**What this task involves:**
Transcribe the data that follows precisely, omitting nothing.

== Records provided ==

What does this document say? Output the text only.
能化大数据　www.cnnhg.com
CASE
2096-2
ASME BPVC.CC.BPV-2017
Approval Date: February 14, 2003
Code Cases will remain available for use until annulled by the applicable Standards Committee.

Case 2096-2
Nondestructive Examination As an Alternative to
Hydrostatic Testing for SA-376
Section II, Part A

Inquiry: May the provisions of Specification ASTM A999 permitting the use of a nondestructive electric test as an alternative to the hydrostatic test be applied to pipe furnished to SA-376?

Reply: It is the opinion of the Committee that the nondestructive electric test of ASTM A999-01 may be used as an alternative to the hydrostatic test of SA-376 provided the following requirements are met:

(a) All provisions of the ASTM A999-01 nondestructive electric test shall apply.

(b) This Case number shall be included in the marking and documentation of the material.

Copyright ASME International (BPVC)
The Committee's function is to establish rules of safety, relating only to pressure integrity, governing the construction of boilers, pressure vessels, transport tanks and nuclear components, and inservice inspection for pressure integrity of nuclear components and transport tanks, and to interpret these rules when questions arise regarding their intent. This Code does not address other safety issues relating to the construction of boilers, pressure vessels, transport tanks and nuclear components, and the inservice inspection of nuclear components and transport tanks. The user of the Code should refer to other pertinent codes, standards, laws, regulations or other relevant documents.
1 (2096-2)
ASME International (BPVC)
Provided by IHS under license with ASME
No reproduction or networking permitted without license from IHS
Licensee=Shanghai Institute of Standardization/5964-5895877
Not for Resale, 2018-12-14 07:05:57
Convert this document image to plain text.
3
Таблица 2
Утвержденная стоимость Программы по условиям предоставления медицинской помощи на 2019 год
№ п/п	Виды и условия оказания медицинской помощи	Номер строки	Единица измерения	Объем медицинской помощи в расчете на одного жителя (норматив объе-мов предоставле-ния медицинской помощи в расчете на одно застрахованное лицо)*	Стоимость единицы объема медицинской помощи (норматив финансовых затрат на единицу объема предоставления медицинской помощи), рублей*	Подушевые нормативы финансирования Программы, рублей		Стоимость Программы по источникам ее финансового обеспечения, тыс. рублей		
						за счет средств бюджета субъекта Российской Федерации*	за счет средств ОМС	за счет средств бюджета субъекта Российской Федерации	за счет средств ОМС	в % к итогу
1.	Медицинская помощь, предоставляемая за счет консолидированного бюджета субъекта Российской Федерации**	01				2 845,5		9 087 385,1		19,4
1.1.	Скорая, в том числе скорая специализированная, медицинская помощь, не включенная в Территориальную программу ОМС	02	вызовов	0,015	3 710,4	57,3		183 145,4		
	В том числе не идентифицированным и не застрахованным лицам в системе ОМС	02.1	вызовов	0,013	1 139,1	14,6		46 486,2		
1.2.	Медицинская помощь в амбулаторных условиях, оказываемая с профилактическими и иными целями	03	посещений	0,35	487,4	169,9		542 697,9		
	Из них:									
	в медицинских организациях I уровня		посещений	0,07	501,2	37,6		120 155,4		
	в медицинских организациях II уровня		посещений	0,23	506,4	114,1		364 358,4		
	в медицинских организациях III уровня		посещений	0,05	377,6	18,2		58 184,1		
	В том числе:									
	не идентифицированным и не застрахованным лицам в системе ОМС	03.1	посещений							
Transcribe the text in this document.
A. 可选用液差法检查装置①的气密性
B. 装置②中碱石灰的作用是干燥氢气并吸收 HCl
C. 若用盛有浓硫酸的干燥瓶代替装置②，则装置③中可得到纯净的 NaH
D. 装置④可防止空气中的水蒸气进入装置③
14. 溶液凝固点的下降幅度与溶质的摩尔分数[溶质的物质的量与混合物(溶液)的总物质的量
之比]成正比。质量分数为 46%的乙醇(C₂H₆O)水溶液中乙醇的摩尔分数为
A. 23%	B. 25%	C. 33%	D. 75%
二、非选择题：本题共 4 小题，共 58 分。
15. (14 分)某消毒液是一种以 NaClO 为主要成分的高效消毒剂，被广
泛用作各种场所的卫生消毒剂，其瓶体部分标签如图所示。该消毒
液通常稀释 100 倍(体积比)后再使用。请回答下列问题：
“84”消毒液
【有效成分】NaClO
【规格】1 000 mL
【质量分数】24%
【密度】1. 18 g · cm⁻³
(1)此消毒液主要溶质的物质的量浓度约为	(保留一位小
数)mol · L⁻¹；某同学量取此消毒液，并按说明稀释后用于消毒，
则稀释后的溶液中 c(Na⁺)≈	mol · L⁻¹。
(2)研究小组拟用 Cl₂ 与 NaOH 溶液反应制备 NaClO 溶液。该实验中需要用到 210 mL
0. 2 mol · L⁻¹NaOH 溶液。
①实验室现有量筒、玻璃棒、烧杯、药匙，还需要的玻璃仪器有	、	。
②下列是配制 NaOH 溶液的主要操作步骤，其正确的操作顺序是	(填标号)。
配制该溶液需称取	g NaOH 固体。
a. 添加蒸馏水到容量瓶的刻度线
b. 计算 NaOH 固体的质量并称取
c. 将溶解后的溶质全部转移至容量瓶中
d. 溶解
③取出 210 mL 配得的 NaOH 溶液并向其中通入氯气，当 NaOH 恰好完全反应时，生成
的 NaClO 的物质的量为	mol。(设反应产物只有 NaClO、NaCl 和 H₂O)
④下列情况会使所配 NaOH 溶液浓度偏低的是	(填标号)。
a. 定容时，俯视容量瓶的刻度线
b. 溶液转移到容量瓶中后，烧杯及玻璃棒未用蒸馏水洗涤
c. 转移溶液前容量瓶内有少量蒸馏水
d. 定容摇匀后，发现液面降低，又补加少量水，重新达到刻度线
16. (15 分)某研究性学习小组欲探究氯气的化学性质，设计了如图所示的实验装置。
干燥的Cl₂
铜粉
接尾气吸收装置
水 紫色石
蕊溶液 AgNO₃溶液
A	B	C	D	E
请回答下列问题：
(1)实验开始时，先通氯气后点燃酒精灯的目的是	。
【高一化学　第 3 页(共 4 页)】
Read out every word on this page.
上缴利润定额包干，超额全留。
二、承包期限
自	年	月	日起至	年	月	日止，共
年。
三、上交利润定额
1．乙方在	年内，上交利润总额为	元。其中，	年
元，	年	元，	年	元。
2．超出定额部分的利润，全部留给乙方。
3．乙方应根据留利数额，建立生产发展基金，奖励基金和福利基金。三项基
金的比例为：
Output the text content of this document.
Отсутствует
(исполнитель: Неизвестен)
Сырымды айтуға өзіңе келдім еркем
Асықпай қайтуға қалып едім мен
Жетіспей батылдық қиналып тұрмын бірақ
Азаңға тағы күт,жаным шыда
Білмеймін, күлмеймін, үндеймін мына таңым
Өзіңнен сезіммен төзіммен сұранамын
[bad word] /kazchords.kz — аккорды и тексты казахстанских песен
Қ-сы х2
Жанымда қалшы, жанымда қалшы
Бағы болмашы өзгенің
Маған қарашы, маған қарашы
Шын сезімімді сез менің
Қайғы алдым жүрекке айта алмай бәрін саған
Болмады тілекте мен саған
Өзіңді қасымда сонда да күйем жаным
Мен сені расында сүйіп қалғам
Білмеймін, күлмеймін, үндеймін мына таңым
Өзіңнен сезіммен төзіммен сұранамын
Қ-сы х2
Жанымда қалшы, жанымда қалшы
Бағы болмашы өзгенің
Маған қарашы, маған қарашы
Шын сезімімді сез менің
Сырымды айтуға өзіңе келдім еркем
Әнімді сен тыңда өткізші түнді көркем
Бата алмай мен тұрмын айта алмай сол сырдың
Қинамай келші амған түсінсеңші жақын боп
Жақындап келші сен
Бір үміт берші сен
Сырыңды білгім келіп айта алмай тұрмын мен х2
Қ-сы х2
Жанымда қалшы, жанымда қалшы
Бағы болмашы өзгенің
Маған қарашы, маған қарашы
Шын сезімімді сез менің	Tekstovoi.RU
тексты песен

===

**Written reply:**
What does this document say? Output the text only.
能化大数据　www.cnnhg.com
CASE
2096-2
ASME BPVC.CC.BPV-2017
Approval Date: February 14, 2003
Code Cases will remain available for use until annulled by the applicable Standards Committee.

Case 2096-2
Nondestructive Examination As an Alternative to
Hydrostatic Testing for SA-376
Section II, Part A

Inquiry: May the provisions of Specification ASTM A999 permitting the use of a nondestructive electric test as an alternative to the hydrostatic test be applied to pipe furnished to SA-376?

Reply: It is the opinion of the Committee that the nondestructive electric test of ASTM A999-01 may be used as an alternative to the hydrostatic test of SA-376 provided the following requirements are met:

(a) All provisions of the ASTM A999-01 nondestructive electric test shall apply.

(b) This Case number shall be included in the marking and documentation of the material.

Copyright ASME International (BPVC)
The Committee's function is to establish rules of safety, relating only to pressure integrity, governing the construction of boilers, pressure vessels, transport tanks and nuclear components, and inservice inspection for pressure integrity of nuclear components and transport tanks, and to interpret these rules when questions arise regarding their intent. This Code does not address other safety issues relating to the construction of boilers, pressure vessels, transport tanks and nuclear components, and the inservice inspection of nuclear components and transport tanks. The user of the Code should refer to other pertinent codes, standards, laws, regulations or other relevant documents.
1 (2096-2)
ASME International (BPVC)
Provided by IHS under license with ASME
No reproduction or networking permitted without license from IHS
Licensee=Shanghai Institute of Standardization/5964-5895877
Not for Resale, 2018-12-14 07:05:57
Convert this document image to plain text.
3
Таблица 2
Утвержденная стоимость Программы по условиям предоставления медицинской помощи на 2019 год
№ п/п	Виды и условия оказания медицинской помощи	Номер строки	Единица измерения	Объем медицинской помощи в расчете на одного жителя (норматив объе-мов предоставле-ния медицинской помощи в расчете на одно застрахованное лицо)*	Стоимость единицы объема медицинской помощи (норматив финансовых затрат на единицу объема предоставления медицинской помощи), рублей*	Подушевые нормативы финансирования Программы, рублей		Стоимость Программы по источникам ее финансового обеспечения, тыс. рублей		
						за счет средств бюджета субъекта Российской Федерации*	за счет средств ОМС	за счет средств бюджета субъекта Российской Федерации	за счет средств ОМС	в % к итогу
1.	Медицинская помощь, предоставляемая за счет консолидированного бюджета субъекта Российской Федерации**	01				2 845,5		9 087 385,1		19,4
1.1.	Скорая, в том числе скорая специализированная, медицинская помощь, не включенная в Территориальную программу ОМС	02	вызовов	0,015	3 710,4	57,3		183 145,4		
	В том числе не идентифицированным и не застрахованным лицам в системе ОМС	02.1	вызовов	0,013	1 139,1	14,6		46 486,2		
1.2.	Медицинская помощь в амбулаторных условиях, оказываемая с профилактическими и иными целями	03	посещений	0,35	487,4	169,9		542 697,9		
	Из них:									
	в медицинских организациях I уровня		посещений	0,07	501,2	37,6		120 155,4		
	в медицинских организациях II уровня		посещений	0,23	506,4	114,1		364 358,4		
	в медицинских организациях III уровня		посещений	0,05	377,6	18,2		58 184,1		
	В том числе:									
	не идентифицированным и не застрахованным лицам в системе ОМС	03.1	посещений							
Transcribe the text in this document.
A. 可选用液差法检查装置①的气密性
B. 装置②中碱石灰的作用是干燥氢气并吸收 HCl
C. 若用盛有浓硫酸的干燥瓶代替装置②，则装置③中可得到纯净的 NaH
D. 装置④可防止空气中的水蒸气进入装置③
14. 溶液凝固点的下降幅度与溶质的摩尔分数[溶质的物质的量与混合物(溶液)的总物质的量
之比]成正比。质量分数为 46%的乙醇(C₂H₆O)水溶液中乙醇的摩尔分数为
A. 23%	B. 25%	C. 33%	D. 75%
二、非选择题：本题共 4 小题，共 58 分。
15. (14 分)某消毒液是一种以 NaClO 为主要成分的高效消毒剂，被广
泛用作各种场所的卫生消毒剂，其瓶体部分标签如图所示。该消毒
液通常稀释 100 倍(体积比)后再使用。请回答下列问题：
“84”消毒液
【有效成分】NaClO
【规格】1 000 mL
【质量分数】24%
【密度】1. 18 g · cm⁻³
(1)此消毒液主要溶质的物质的量浓度约为	(保留一位小
数)mol · L⁻¹；某同学量取此消毒液，并按说明稀释后用于消毒，
则稀释后的溶液中 c(Na⁺)≈	mol · L⁻¹。
(2)研究小组拟用 Cl₂ 与 NaOH 溶液反应制备 NaClO 溶液。该实验中需要用到 210 mL
0. 2 mol · L⁻¹NaOH 溶液。
①实验室现有量筒、玻璃棒、烧杯、药匙，还需要的玻璃仪器有	、	。
②下列是配制 NaOH 溶液的主要操作步骤，其正确的操作顺序是	(填标号)。
配制该溶液需称取	g NaOH 固体。
a. 添加蒸馏水到容量瓶的刻度线
b. 计算 NaOH 固体的质量并称取
c. 将溶解后的溶质全部转移至容量瓶中
d. 溶解
③取出 210 mL 配得的 NaOH 溶液并向其中通入氯气，当 NaOH 恰好完全反应时，生成
的 NaClO 的物质的量为	mol。(设反应产物只有 NaClO、NaCl 和 H₂O)
④下列情况会使所配 NaOH 溶液浓度偏低的是	(填标号)。
a. 定容时，俯视容量瓶的刻度线
b. 溶液转移到容量瓶中后，烧杯及玻璃棒未用蒸馏水洗涤
c. 转移溶液前容量瓶内有少量蒸馏水
d. 定容摇匀后，发现液面降低，又补加少量水，重新达到刻度线
16. (15 分)某研究性学习小组欲探究氯气的化学性质，设计了如图所示的实验装置。
干燥的Cl₂
铜粉
接尾气吸收装置
水 紫色石
蕊溶液 AgNO₃溶液
A	B	C	D	E
请回答下列问题：
(1)实验开始时，先通氯气后点燃酒精灯的目的是	。
【高一化学　第 3 页(共 4 页)】
Read out every word on this page.
上缴利润定额包干，超额全留。
二、承包期限
自	年	月	日起至	年	月	日止，共
年。
三、上交利润定额
1．乙方在	年内，上交利润总额为	元。其中，	年
元，	年	元，	年	元。
2．超出定额部分的利润，全部留给乙方。
3．乙方应根据留利数额，建立生产发展基金，奖励基金和福利基金。三项基
金的比例为：
Output the text content of this document.
Отсутствует
(исполнитель: Неизвестен)
Сырымды айтуға өзіңе келдім еркем
Асықпай қайтуға қалып едім мен
Жетіспей батылдық қиналып тұрмын бірақ
Азаңға тағы күт,жаным шыда
Білмеймін, күлмеймін, үндеймін мына таңым
Өзіңнен сезіммен төзіммен сұранамын
[bad word] /kazchords.kz — аккорды и тексты казахстанских песен
Қ-сы х2
Жанымда қалшы, жанымда қалшы
Бағы болмашы өзгенің
Маған қарашы, маған қарашы
Шын сезімімді сез менің
Қайғы алдым жүрекке айта алмай бәрін саған
Болмады тілекте мен саған
Өзіңді қасымда сонда да күйем жаным
Мен сені расында сүйіп қалғам
Білмеймін, күлмеймін, үндеймін мына таңым
Өзіңнен сезіммен төзіммен сұранамын
Қ-сы х2
Жанымда қалшы, жанымда қалшы
Бағы болмашы өзгенің
Маған қарашы, маған қарашы
Шын сезімімді сез менің
Сырымды айтуға өзіңе келдім еркем
Әнімді сен тыңда өткізші түнді көркем
Бата алмай мен тұрмын айта алмай сол сырдың
Қинамай келші амған түсінсеңші жақын боп
Жақындап келші сен
Бір үміт берші сен
Сырыңды білгім келіп айта алмай тұрмын мен х2
Қ-сы х2
Жанымда қалшы, жанымда қалшы
Бағы болмашы өзгенің
Маған қарашы, маған қарашы
Шын сезімімді сез менің	Tekstovoi.RU
тексты песен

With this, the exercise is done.